§ To do:
Extract each line of the material that follows exactly and omit its pictures.
** BEGIN **
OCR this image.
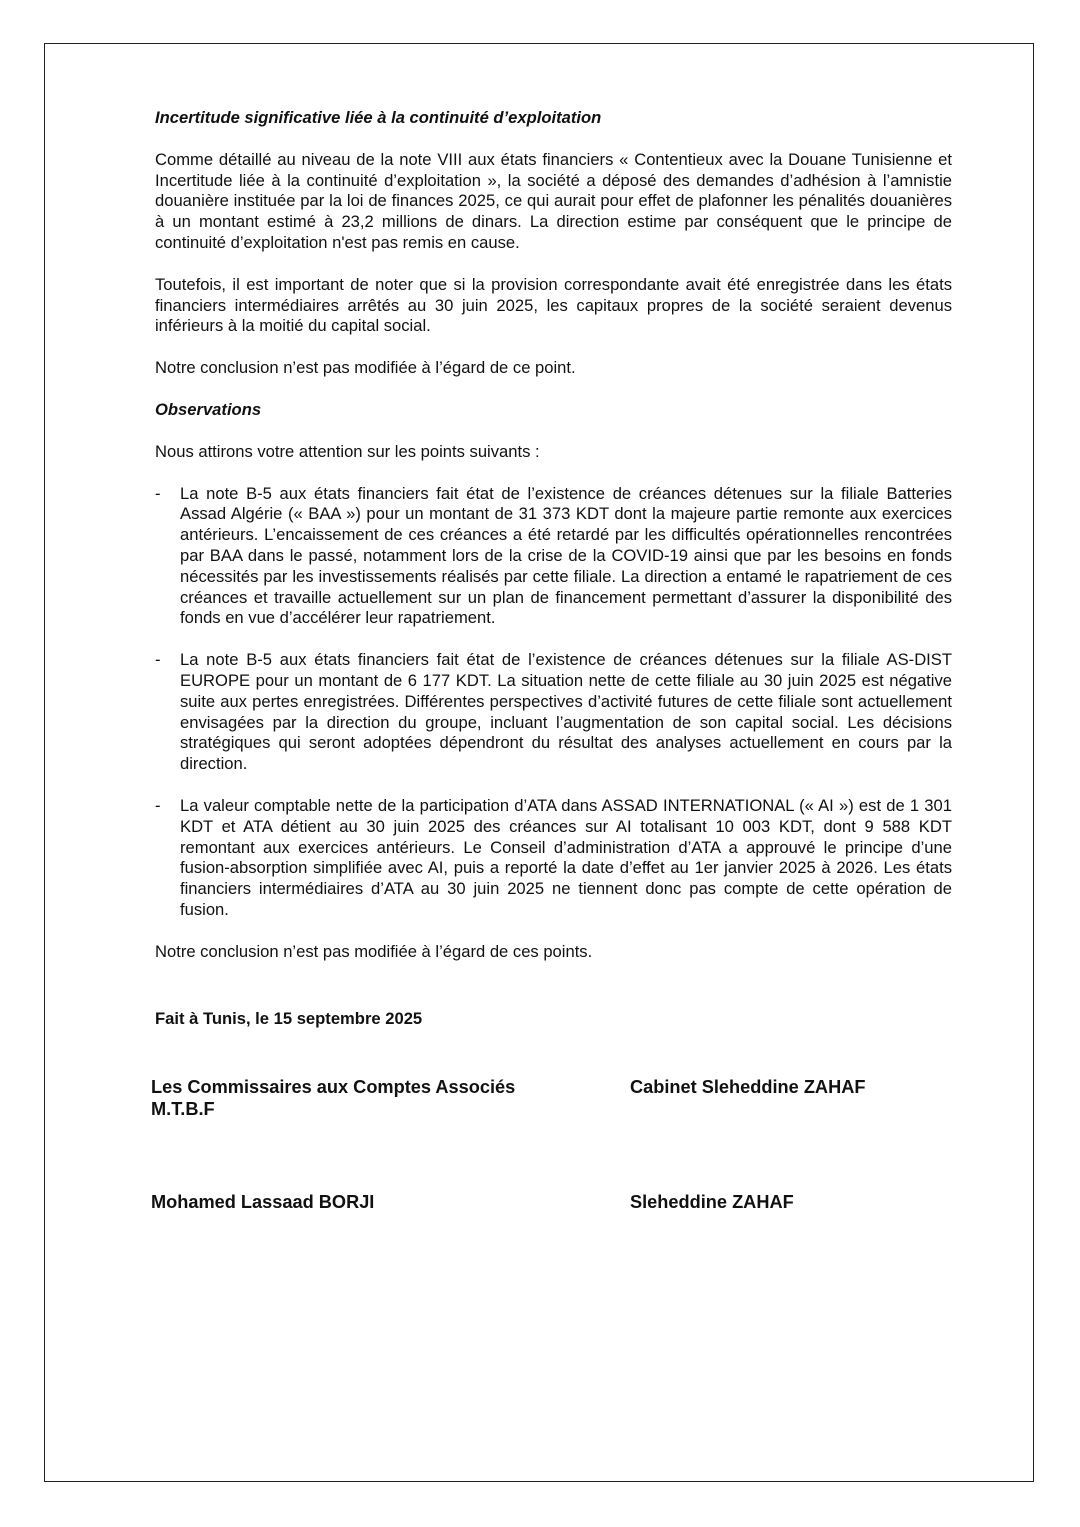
Incertitude significative liée à la continuité d’exploitation

Comme détaillé au niveau de la note VIII aux états financiers « Contentieux avec la Douane Tunisienne et Incertitude liée à la continuité d’exploitation », la société a déposé des demandes d’adhésion à l’amnistie douanière instituée par la loi de finances 2025, ce qui aurait pour effet de plafonner les pénalités douanières à un montant estimé à 23,2 millions de dinars. La direction estime par conséquent que le principe de continuité d’exploitation n'est pas remis en cause.

Toutefois, il est important de noter que si la provision correspondante avait été enregistrée dans les états financiers intermédiaires arrêtés au 30 juin 2025, les capitaux propres de la société seraient devenus inférieurs à la moitié du capital social.

Notre conclusion n’est pas modifiée à l’égard de ce point.

Observations

Nous attirons votre attention sur les points suivants :

- La note B-5 aux états financiers fait état de l’existence de créances détenues sur la filiale Batteries Assad Algérie (« BAA ») pour un montant de 31 373 KDT dont la majeure partie remonte aux exercices antérieurs. L’encaissement de ces créances a été retardé par les difficultés opérationnelles rencontrées par BAA dans le passé, notamment lors de la crise de la COVID-19 ainsi que par les besoins en fonds nécessités par les investissements réalisés par cette filiale. La direction a entamé le rapatriement de ces créances et travaille actuellement sur un plan de financement permettant d’assurer la disponibilité des fonds en vue d’accélérer leur rapatriement.
- La note B-5 aux états financiers fait état de l’existence de créances détenues sur la filiale AS-DIST EUROPE pour un montant de 6 177 KDT. La situation nette de cette filiale au 30 juin 2025 est négative suite aux pertes enregistrées. Différentes perspectives d’activité futures de cette filiale sont actuellement envisagées par la direction du groupe, incluant l’augmentation de son capital social. Les décisions stratégiques qui seront adoptées dépendront du résultat des analyses actuellement en cours par la direction.
- La valeur comptable nette de la participation d’ATA dans ASSAD INTERNATIONAL (« AI ») est de 1 301 KDT et ATA détient au 30 juin 2025 des créances sur AI totalisant 10 003 KDT, dont 9 588 KDT remontant aux exercices antérieurs. Le Conseil d’administration d’ATA a approuvé le principe d’une fusion-absorption simplifiée avec AI, puis a reporté la date d’effet au 1er janvier 2025 à 2026. Les états financiers intermédiaires d’ATA au 30 juin 2025 ne tiennent donc pas compte de cette opération de fusion.

Notre conclusion n’est pas modifiée à l’égard de ces points.

Fait à Tunis, le 15 septembre 2025
Les Commissaires aux Comptes Associés
M.T.B.F
Cabinet Sleheddine ZAHAF
Mohamed Lassaad BORJI	Sleheddine ZAHAF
** END **
§ Answer to the exercise:
OCR this image.
Incertitude significative liée à la continuité d’exploitation

Comme détaillé au niveau de la note VIII aux états financiers « Contentieux avec la Douane Tunisienne et Incertitude liée à la continuité d’exploitation », la société a déposé des demandes d’adhésion à l’amnistie douanière instituée par la loi de finances 2025, ce qui aurait pour effet de plafonner les pénalités douanières à un montant estimé à 23,2 millions de dinars. La direction estime par conséquent que le principe de continuité d’exploitation n'est pas remis en cause.

Toutefois, il est important de noter que si la provision correspondante avait été enregistrée dans les états financiers intermédiaires arrêtés au 30 juin 2025, les capitaux propres de la société seraient devenus inférieurs à la moitié du capital social.

Notre conclusion n’est pas modifiée à l’égard de ce point.

Observations

Nous attirons votre attention sur les points suivants :

- La note B-5 aux états financiers fait état de l’existence de créances détenues sur la filiale Batteries Assad Algérie (« BAA ») pour un montant de 31 373 KDT dont la majeure partie remonte aux exercices antérieurs. L’encaissement de ces créances a été retardé par les difficultés opérationnelles rencontrées par BAA dans le passé, notamment lors de la crise de la COVID-19 ainsi que par les besoins en fonds nécessités par les investissements réalisés par cette filiale. La direction a entamé le rapatriement de ces créances et travaille actuellement sur un plan de financement permettant d’assurer la disponibilité des fonds en vue d’accélérer leur rapatriement.
- La note B-5 aux états financiers fait état de l’existence de créances détenues sur la filiale AS-DIST EUROPE pour un montant de 6 177 KDT. La situation nette de cette filiale au 30 juin 2025 est négative suite aux pertes enregistrées. Différentes perspectives d’activité futures de cette filiale sont actuellement envisagées par la direction du groupe, incluant l’augmentation de son capital social. Les décisions stratégiques qui seront adoptées dépendront du résultat des analyses actuellement en cours par la direction.
- La valeur comptable nette de la participation d’ATA dans ASSAD INTERNATIONAL (« AI ») est de 1 301 KDT et ATA détient au 30 juin 2025 des créances sur AI totalisant 10 003 KDT, dont 9 588 KDT remontant aux exercices antérieurs. Le Conseil d’administration d’ATA a approuvé le principe d’une fusion-absorption simplifiée avec AI, puis a reporté la date d’effet au 1er janvier 2025 à 2026. Les états financiers intermédiaires d’ATA au 30 juin 2025 ne tiennent donc pas compte de cette opération de fusion.

Notre conclusion n’est pas modifiée à l’égard de ces points.

Fait à Tunis, le 15 septembre 2025
Les Commissaires aux Comptes Associés
M.T.B.F
Cabinet Sleheddine ZAHAF
Mohamed Lassaad BORJI	Sleheddine ZAHAF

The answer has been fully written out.